» **YOUR GOAL**
Copy everything in the data below exactly except the pictures.

» **EXCERPTED DATA**
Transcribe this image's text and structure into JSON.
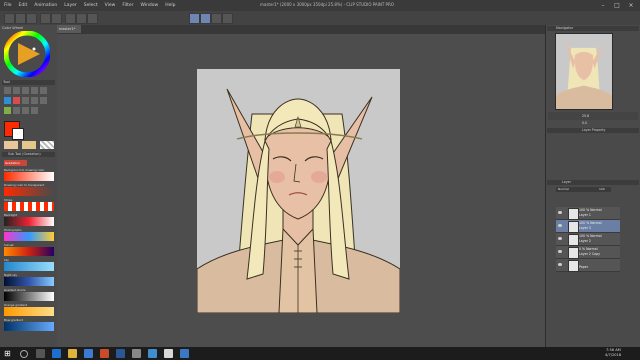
{
  "menu": {
    "items": [
      "File",
      "Edit",
      "Animation",
      "Layer",
      "Select",
      "View",
      "Filter",
      "Window",
      "Help"
    ]
  },
  "window": {
    "title": "master1* (2000 x 3000px 350dpi 25.8%) - CLIP STUDIO PAINT PRO"
  },
  "document": {
    "tab_label": "master1*"
  },
  "left_panel": {
    "color_wheel_label": "Color Wheel",
    "tool_label": "Tool",
    "sub_tool_label": "Sub Tool (Gradation)",
    "gradient_header": "Gradation",
    "gradients": [
      "Background to drawing color",
      "Drawing color to transparent",
      "Stripe",
      "Backlight",
      "Photographs",
      "Sunset",
      "Sky",
      "Night sky",
      "Gradient shade",
      "Orange gradient",
      "Blue gradient"
    ]
  },
  "right_panel": {
    "navigator_label": "Navigator",
    "zoom": "25.8",
    "rotation": "0.0",
    "layer_property_label": "Layer Property",
    "layer_tab": "Layer",
    "blend_mode": "Normal",
    "opacity": "100",
    "layers": [
      {
        "line1": "100 % Normal",
        "line2": "Layer 1",
        "selected": false
      },
      {
        "line1": "100 % Normal",
        "line2": "Layer 3",
        "selected": true
      },
      {
        "line1": "100 % Normal",
        "line2": "Layer 2",
        "selected": false
      },
      {
        "line1": "0 % Normal",
        "line2": "Layer 2 Copy",
        "selected": false
      },
      {
        "line1": "",
        "line2": "Paper",
        "selected": false
      }
    ]
  },
  "taskbar": {
    "time": "7:56 AM",
    "date": "4/7/2018"
  },
  "colors": {
    "main_color": "#ff2a00",
    "accent_selected_layer": "#6a7fa3",
    "skin": "#e8bfa8",
    "hair": "#f0e6b4"
  }
}
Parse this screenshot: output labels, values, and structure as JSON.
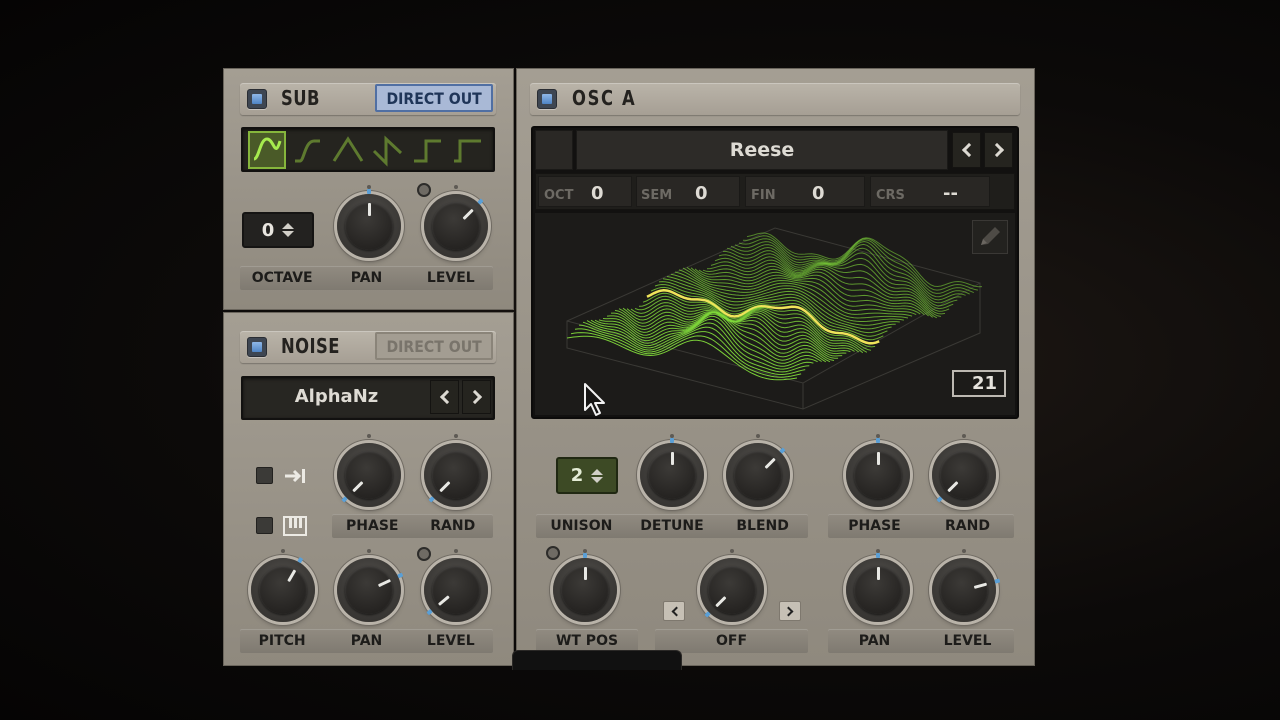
{
  "sub": {
    "title": "SUB",
    "direct_out": "DIRECT OUT",
    "shapes": [
      "sine-wave-icon",
      "rounded-ramp-icon",
      "triangle-wave-icon",
      "saw-wave-icon",
      "square-wave-icon",
      "pulse-wave-icon"
    ],
    "octave_value": "0",
    "labels": {
      "octave": "OCTAVE",
      "pan": "PAN",
      "level": "LEVEL"
    }
  },
  "noise": {
    "title": "NOISE",
    "direct_out": "DIRECT OUT",
    "preset": "AlphaNz",
    "labels": {
      "phase": "PHASE",
      "rand": "RAND",
      "pitch": "PITCH",
      "pan": "PAN",
      "level": "LEVEL"
    },
    "icons": [
      "one-shot-icon",
      "keytrack-icon"
    ]
  },
  "osc": {
    "title": "OSC A",
    "wavetable": "Reese",
    "params": [
      {
        "label": "OCT",
        "value": "0"
      },
      {
        "label": "SEM",
        "value": "0"
      },
      {
        "label": "FIN",
        "value": "0"
      },
      {
        "label": "CRS",
        "value": "--"
      }
    ],
    "frame": "21",
    "unison": "2",
    "labels": {
      "unison": "UNISON",
      "detune": "DETUNE",
      "blend": "BLEND",
      "phase": "PHASE",
      "rand": "RAND",
      "wt_pos": "WT POS",
      "warp": "OFF",
      "pan": "PAN",
      "level": "LEVEL"
    }
  },
  "colors": {
    "panel": "#9a9489",
    "waveform_green": "#7fd83a",
    "waveform_highlight": "#f0e45a",
    "checkbox_blue": "#5f93d3",
    "knob_tip": "#5a9fd6"
  }
}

» **COMPLETE OUTPUT**
Transcribe this image's text and structure into JSON.
{
  "menu": {
    "items": [
      "File",
      "Edit",
      "Animation",
      "Layer",
      "Select",
      "View",
      "Filter",
      "Window",
      "Help"
    ]
  },
  "window": {
    "title": "master1* (2000 x 3000px 350dpi 25.8%) - CLIP STUDIO PAINT PRO"
  },
  "document": {
    "tab_label": "master1*"
  },
  "left_panel": {
    "color_wheel_label": "Color Wheel",
    "tool_label": "Tool",
    "sub_tool_label": "Sub Tool (Gradation)",
    "gradient_header": "Gradation",
    "gradients": [
      "Background to drawing color",
      "Drawing color to transparent",
      "Stripe",
      "Backlight",
      "Photographs",
      "Sunset",
      "Sky",
      "Night sky",
      "Gradient shade",
      "Orange gradient",
      "Blue gradient"
    ]
  },
  "right_panel": {
    "navigator_label": "Navigator",
    "zoom": "25.8",
    "rotation": "0.0",
    "layer_property_label": "Layer Property",
    "layer_tab": "Layer",
    "blend_mode": "Normal",
    "opacity": "100",
    "layers": [
      {
        "line1": "100 % Normal",
        "line2": "Layer 1",
        "selected": false
      },
      {
        "line1": "100 % Normal",
        "line2": "Layer 3",
        "selected": true
      },
      {
        "line1": "100 % Normal",
        "line2": "Layer 2",
        "selected": false
      },
      {
        "line1": "0 % Normal",
        "line2": "Layer 2 Copy",
        "selected": false
      },
      {
        "line1": "",
        "line2": "Paper",
        "selected": false
      }
    ]
  },
  "taskbar": {
    "time": "7:56 AM",
    "date": "4/7/2018"
  },
  "colors": {
    "main_color": "#ff2a00",
    "accent_selected_layer": "#6a7fa3",
    "skin": "#e8bfa8",
    "hair": "#f0e6b4"
  }
}
Parse this screenshot: output labels, values, and structure as JSON.
{
  "sub": {
    "title": "SUB",
    "direct_out": "DIRECT OUT",
    "shapes": [
      "sine-wave-icon",
      "rounded-ramp-icon",
      "triangle-wave-icon",
      "saw-wave-icon",
      "square-wave-icon",
      "pulse-wave-icon"
    ],
    "octave_value": "0",
    "labels": {
      "octave": "OCTAVE",
      "pan": "PAN",
      "level": "LEVEL"
    }
  },
  "noise": {
    "title": "NOISE",
    "direct_out": "DIRECT OUT",
    "preset": "AlphaNz",
    "labels": {
      "phase": "PHASE",
      "rand": "RAND",
      "pitch": "PITCH",
      "pan": "PAN",
      "level": "LEVEL"
    },
    "icons": [
      "one-shot-icon",
      "keytrack-icon"
    ]
  },
  "osc": {
    "title": "OSC A",
    "wavetable": "Reese",
    "params": [
      {
        "label": "OCT",
        "value": "0"
      },
      {
        "label": "SEM",
        "value": "0"
      },
      {
        "label": "FIN",
        "value": "0"
      },
      {
        "label": "CRS",
        "value": "--"
      }
    ],
    "frame": "21",
    "unison": "2",
    "labels": {
      "unison": "UNISON",
      "detune": "DETUNE",
      "blend": "BLEND",
      "phase": "PHASE",
      "rand": "RAND",
      "wt_pos": "WT POS",
      "warp": "OFF",
      "pan": "PAN",
      "level": "LEVEL"
    }
  },
  "colors": {
    "panel": "#9a9489",
    "waveform_green": "#7fd83a",
    "waveform_highlight": "#f0e45a",
    "checkbox_blue": "#5f93d3",
    "knob_tip": "#5a9fd6"
  }
}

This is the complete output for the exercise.